*REQUEST*: Find how many lines contain the word "portfolio" and state that number alone.

=======

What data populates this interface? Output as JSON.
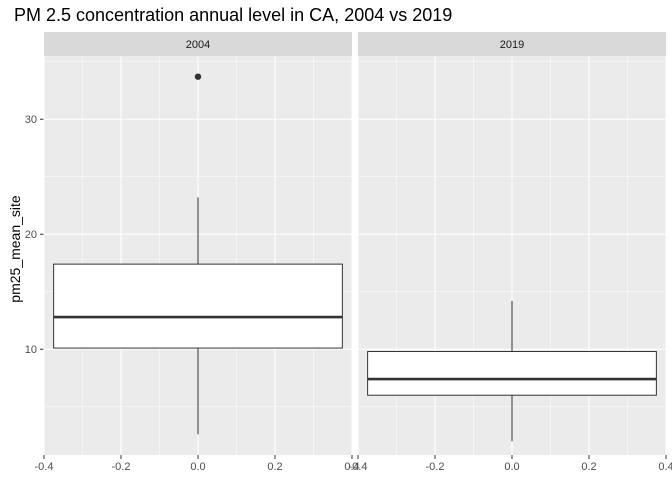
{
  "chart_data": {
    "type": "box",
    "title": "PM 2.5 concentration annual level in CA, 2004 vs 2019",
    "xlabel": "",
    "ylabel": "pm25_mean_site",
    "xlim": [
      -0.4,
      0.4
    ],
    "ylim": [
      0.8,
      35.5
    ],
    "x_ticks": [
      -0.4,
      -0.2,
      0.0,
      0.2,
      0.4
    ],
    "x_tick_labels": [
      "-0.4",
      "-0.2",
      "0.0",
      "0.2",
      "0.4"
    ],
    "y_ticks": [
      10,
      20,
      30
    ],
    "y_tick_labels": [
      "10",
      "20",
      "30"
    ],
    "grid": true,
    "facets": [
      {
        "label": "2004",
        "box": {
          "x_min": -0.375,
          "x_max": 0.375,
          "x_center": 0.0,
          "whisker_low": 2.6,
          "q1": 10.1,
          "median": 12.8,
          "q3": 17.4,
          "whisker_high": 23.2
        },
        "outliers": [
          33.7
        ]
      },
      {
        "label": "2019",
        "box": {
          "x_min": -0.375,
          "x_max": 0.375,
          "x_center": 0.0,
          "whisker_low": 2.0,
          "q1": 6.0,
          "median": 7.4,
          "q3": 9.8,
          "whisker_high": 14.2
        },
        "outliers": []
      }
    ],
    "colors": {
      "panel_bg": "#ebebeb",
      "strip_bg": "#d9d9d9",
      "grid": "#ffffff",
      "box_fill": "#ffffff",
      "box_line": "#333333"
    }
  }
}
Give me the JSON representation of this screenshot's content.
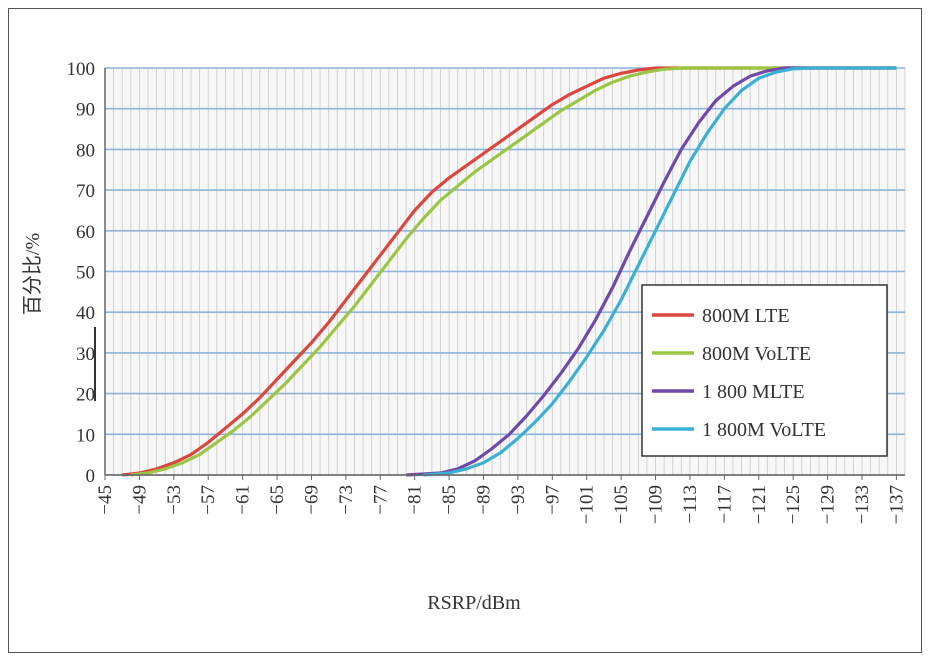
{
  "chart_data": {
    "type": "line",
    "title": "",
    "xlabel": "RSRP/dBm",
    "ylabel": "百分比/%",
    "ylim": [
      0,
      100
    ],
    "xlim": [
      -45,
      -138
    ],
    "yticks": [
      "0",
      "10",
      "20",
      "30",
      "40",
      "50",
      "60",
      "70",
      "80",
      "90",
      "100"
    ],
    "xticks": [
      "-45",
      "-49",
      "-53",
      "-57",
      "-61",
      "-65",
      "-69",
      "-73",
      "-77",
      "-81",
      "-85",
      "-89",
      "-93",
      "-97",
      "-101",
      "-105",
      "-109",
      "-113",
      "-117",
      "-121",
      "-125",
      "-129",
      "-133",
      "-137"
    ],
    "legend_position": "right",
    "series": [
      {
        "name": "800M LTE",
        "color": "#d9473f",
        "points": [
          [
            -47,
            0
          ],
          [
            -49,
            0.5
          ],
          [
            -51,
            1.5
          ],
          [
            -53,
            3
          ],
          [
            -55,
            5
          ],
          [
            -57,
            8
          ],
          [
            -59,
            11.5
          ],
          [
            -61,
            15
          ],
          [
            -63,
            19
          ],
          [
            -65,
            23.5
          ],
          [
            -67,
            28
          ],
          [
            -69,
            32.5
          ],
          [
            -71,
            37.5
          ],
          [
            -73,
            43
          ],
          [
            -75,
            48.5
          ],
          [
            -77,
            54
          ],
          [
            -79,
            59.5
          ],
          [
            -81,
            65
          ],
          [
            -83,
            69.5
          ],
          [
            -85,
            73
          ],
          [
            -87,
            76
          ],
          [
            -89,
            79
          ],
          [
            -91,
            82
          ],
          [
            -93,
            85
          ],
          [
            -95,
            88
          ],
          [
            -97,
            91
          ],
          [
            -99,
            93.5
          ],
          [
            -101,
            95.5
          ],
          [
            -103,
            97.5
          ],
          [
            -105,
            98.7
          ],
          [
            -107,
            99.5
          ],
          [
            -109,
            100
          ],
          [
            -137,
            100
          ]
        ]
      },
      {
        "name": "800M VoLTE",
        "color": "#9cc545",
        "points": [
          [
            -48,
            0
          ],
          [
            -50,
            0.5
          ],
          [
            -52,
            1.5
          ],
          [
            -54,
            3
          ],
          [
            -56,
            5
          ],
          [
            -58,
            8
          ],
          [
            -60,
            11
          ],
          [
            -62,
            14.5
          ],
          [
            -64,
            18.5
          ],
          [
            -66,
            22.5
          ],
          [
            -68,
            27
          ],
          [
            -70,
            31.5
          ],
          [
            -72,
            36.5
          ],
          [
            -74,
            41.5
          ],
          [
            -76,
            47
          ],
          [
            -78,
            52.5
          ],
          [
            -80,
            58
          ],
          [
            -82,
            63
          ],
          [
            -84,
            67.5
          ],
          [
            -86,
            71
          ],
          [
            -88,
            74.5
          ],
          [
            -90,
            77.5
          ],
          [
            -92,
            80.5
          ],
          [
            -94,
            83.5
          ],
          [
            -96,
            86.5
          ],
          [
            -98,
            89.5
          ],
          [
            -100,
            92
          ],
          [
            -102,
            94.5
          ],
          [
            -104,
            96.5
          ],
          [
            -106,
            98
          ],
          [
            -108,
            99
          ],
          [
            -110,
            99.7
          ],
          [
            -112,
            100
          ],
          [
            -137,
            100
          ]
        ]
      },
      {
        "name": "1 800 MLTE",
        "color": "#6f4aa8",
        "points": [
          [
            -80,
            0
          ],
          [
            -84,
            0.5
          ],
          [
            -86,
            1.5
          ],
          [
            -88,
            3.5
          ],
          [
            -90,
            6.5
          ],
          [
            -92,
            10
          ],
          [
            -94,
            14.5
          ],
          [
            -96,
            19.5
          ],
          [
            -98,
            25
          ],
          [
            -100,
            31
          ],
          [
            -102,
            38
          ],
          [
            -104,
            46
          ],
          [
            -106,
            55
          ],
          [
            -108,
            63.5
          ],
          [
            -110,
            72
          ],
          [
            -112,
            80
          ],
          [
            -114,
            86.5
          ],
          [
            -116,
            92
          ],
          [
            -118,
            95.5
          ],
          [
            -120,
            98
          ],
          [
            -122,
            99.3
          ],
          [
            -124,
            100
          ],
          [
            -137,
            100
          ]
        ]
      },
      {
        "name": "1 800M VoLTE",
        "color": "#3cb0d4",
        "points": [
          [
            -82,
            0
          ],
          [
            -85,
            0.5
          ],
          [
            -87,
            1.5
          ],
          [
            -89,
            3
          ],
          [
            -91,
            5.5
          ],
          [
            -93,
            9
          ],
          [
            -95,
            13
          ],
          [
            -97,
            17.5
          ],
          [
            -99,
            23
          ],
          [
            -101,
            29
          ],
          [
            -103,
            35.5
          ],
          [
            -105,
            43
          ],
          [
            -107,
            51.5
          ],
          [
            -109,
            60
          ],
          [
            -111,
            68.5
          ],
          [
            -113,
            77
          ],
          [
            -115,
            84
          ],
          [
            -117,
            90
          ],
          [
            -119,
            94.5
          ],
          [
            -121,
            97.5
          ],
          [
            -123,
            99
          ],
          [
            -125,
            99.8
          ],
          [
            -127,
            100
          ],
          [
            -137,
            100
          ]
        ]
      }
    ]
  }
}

=======

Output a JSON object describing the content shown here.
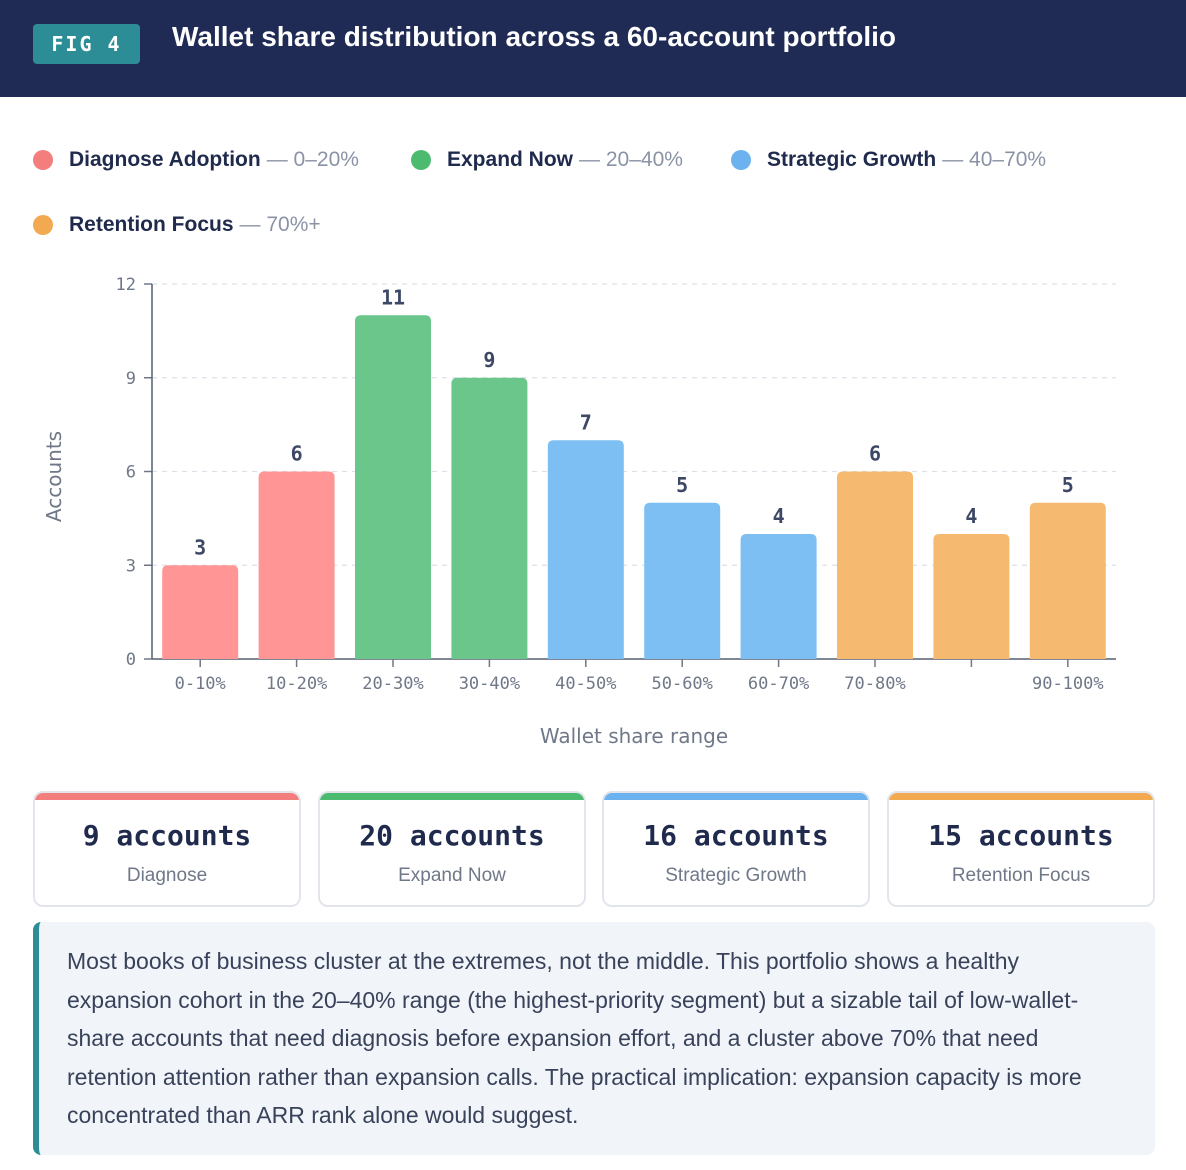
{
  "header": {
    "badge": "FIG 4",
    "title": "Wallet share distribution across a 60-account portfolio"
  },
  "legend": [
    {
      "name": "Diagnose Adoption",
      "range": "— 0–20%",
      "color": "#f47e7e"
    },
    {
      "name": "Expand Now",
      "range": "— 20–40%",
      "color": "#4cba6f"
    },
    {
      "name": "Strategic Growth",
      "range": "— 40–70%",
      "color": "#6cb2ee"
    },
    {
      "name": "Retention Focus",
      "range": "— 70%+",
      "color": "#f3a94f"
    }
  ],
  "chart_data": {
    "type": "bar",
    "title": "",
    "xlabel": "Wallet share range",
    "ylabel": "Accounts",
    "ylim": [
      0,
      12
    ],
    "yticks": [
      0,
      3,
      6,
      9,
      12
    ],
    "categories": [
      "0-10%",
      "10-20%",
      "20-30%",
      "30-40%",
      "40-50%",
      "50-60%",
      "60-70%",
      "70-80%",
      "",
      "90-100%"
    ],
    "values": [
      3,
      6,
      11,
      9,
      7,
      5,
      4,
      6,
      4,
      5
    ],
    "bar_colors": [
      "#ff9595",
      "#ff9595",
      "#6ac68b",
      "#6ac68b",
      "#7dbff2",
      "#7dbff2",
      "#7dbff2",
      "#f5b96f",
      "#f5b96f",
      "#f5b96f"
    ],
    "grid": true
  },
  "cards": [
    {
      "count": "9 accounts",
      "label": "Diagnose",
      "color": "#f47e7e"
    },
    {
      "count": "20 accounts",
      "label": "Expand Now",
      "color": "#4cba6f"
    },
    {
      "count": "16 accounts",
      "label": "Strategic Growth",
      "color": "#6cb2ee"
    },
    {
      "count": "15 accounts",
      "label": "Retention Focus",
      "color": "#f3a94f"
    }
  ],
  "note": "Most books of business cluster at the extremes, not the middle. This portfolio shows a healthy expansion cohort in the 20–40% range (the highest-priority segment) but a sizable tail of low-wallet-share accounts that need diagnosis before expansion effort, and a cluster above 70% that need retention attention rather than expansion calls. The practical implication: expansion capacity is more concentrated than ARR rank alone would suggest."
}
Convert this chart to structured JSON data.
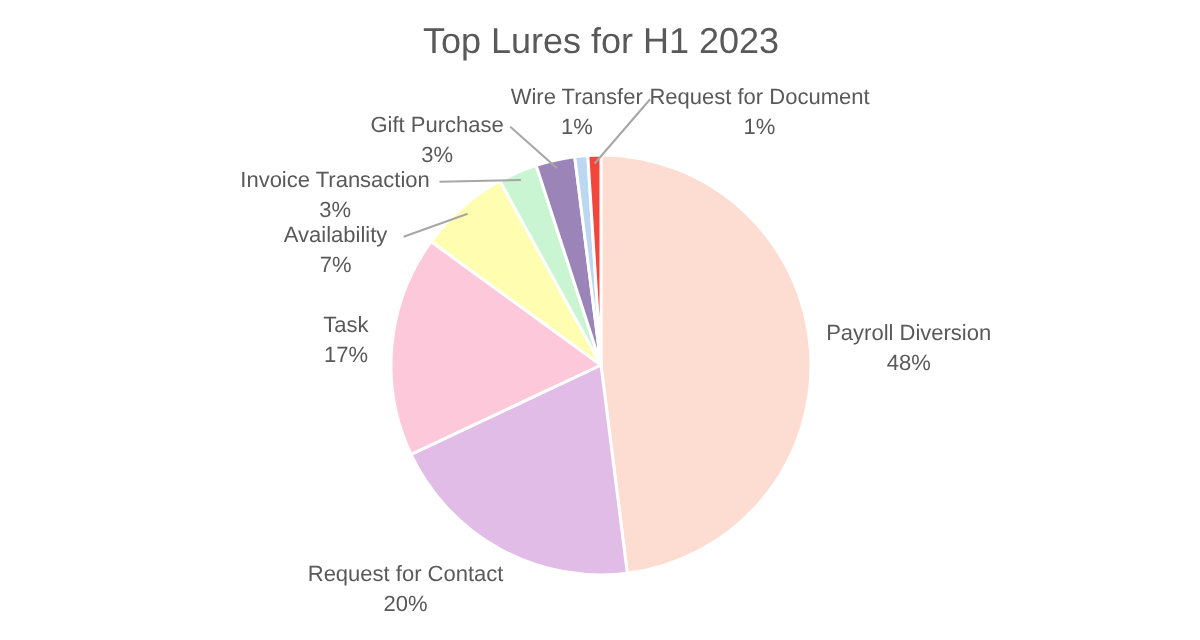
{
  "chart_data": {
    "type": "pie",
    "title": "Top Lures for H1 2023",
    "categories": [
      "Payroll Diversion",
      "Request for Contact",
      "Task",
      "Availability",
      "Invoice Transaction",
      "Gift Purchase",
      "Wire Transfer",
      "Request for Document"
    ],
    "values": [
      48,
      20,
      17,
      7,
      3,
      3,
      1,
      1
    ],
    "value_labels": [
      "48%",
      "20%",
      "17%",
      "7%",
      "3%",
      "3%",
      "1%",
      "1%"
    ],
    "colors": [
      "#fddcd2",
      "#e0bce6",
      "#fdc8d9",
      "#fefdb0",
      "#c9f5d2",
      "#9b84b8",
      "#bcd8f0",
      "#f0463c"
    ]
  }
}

=======

*SOLUTION TO THE PROBLEM*: 2